Supplied data –
# # #

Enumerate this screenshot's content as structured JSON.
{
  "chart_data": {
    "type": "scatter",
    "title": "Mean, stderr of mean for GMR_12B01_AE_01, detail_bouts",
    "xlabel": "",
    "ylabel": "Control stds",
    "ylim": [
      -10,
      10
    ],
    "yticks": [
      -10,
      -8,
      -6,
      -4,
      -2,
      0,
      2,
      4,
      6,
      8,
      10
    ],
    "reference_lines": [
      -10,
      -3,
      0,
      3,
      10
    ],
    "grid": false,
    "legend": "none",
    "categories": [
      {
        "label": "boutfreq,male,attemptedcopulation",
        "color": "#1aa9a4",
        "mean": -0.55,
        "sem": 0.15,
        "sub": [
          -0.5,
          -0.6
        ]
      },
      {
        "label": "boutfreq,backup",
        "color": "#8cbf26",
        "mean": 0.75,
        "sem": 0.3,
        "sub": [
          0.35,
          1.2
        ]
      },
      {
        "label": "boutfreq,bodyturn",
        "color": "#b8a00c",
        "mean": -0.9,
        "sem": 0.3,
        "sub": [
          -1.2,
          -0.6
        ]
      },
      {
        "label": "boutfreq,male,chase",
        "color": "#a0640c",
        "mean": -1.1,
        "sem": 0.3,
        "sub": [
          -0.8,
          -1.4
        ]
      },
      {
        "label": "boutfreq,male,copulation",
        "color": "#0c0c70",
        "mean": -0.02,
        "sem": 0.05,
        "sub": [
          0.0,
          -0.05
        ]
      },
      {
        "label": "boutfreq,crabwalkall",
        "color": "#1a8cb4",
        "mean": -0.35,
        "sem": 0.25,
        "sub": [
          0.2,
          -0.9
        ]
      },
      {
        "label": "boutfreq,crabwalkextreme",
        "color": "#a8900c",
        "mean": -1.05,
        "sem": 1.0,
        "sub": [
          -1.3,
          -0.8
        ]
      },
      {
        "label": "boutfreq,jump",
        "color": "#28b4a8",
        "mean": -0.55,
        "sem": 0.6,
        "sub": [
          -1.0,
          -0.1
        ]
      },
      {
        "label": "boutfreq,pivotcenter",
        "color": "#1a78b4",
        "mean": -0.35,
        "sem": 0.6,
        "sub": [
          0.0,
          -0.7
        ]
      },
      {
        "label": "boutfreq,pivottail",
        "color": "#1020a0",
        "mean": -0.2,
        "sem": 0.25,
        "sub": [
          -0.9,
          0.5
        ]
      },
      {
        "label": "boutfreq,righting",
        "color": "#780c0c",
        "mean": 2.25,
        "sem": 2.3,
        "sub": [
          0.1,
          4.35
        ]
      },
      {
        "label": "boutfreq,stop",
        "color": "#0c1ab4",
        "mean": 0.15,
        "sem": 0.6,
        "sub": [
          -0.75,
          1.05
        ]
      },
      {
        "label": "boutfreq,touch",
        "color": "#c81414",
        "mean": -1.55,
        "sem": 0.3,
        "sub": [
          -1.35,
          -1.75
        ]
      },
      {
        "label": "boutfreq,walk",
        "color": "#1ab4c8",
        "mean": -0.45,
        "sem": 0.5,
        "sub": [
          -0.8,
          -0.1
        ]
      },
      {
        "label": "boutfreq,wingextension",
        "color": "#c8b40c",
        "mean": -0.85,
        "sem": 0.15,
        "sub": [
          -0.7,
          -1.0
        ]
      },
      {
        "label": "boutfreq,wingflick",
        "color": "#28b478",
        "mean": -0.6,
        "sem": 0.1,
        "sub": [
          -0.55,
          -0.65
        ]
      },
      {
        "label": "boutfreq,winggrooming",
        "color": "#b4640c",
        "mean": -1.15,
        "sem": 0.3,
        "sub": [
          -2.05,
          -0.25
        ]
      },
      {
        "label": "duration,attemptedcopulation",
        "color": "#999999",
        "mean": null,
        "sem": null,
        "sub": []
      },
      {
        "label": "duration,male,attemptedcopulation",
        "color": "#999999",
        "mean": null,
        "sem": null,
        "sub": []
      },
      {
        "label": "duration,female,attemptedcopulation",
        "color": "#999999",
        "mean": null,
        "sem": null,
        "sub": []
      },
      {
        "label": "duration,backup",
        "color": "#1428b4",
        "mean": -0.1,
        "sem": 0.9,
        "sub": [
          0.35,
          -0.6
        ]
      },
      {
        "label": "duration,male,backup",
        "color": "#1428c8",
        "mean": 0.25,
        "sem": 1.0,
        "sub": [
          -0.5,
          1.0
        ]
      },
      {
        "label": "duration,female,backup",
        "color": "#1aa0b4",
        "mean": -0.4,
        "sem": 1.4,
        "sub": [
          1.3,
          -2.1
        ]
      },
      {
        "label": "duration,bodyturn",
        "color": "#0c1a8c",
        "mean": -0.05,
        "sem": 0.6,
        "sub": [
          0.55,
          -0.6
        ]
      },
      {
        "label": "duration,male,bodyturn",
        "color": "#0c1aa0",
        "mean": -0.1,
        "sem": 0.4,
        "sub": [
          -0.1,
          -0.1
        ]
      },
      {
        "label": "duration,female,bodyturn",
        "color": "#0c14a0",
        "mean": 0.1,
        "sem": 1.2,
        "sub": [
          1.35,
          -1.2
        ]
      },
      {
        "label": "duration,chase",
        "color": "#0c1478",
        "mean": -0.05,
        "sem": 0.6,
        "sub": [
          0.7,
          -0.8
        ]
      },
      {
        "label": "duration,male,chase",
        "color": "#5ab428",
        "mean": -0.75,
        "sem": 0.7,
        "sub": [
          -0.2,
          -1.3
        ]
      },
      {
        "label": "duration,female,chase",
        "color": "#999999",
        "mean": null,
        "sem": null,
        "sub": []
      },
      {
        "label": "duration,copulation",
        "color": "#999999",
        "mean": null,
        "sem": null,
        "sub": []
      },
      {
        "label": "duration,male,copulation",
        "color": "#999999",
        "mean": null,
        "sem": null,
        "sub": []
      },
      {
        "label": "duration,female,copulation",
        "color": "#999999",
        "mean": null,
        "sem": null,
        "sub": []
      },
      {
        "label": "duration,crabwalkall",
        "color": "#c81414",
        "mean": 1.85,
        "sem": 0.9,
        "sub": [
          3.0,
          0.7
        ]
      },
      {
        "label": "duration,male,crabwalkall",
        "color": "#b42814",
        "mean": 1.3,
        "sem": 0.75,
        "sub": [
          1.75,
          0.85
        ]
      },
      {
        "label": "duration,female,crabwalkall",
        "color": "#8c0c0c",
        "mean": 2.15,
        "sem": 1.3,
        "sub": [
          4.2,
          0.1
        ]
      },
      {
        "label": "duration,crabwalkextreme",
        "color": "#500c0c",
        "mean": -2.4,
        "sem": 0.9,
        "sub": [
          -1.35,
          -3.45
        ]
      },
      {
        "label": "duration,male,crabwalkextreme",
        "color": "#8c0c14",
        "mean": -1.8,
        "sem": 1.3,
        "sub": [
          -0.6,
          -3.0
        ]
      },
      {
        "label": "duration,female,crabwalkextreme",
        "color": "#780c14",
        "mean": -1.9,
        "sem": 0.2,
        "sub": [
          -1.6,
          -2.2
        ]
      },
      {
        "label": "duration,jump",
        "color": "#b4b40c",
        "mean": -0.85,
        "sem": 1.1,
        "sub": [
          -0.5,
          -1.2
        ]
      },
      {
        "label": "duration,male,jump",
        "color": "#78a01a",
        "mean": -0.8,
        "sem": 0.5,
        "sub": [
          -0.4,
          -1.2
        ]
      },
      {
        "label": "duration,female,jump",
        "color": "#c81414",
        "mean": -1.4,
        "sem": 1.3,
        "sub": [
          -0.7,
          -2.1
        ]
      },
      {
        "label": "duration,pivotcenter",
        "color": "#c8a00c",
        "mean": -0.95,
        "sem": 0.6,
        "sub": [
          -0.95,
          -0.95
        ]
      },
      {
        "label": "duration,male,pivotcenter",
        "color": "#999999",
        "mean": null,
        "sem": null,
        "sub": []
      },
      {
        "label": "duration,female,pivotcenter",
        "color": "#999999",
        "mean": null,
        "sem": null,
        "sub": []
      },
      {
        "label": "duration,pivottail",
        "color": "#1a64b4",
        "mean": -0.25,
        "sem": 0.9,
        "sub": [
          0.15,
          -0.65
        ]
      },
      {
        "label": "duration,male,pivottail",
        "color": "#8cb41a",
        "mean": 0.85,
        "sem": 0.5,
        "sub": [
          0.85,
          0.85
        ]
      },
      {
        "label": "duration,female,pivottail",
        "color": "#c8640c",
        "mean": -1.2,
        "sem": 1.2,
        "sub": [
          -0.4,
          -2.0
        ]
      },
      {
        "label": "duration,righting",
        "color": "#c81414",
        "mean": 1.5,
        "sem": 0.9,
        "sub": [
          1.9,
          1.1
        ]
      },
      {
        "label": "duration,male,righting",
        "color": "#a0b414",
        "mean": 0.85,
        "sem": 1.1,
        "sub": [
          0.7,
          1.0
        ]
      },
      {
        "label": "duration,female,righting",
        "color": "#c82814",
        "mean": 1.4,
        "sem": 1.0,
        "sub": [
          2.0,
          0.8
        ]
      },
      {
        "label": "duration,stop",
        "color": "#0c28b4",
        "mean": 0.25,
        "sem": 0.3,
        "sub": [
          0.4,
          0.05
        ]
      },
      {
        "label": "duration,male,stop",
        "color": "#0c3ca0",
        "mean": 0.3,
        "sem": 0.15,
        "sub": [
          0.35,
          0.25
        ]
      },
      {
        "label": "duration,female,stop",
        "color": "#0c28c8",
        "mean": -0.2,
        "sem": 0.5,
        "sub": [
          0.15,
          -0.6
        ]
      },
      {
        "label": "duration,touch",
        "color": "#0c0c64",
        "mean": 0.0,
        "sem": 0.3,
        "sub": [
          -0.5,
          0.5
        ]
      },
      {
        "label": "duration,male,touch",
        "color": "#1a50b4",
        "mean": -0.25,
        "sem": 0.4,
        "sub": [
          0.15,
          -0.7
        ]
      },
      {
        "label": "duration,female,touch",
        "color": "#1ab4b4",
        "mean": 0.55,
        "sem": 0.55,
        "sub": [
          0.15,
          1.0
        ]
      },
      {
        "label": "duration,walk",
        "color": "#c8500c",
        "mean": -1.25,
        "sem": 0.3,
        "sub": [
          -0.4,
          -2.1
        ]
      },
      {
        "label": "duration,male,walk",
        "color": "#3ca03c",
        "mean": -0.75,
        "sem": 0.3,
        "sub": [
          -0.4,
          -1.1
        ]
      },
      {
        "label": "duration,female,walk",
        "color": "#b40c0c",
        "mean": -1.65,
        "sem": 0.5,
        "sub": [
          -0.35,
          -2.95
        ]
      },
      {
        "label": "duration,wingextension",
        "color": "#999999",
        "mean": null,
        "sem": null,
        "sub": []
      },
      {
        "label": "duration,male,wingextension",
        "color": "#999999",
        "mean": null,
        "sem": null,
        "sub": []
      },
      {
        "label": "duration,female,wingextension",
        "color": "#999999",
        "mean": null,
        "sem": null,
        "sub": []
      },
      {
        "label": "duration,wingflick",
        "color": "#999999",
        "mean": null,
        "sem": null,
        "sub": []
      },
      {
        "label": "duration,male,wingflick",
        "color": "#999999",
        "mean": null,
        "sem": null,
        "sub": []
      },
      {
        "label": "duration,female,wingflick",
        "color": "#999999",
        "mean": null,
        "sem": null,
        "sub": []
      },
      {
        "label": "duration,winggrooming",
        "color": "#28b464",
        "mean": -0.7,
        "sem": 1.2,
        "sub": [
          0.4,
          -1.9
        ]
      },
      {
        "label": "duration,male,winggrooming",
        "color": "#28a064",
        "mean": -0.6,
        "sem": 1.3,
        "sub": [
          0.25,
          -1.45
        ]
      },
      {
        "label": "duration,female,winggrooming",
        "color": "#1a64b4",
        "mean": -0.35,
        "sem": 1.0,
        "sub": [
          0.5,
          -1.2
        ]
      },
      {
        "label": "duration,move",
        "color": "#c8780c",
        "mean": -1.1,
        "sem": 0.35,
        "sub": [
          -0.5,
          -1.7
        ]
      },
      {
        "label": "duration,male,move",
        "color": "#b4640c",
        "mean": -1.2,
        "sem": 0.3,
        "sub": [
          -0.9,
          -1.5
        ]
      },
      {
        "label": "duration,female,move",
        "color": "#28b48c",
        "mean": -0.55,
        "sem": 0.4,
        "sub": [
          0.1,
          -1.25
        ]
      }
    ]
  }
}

# # #

Work to do – Return only the number of lines in the preceding records that contain the string "jump".

The result – 4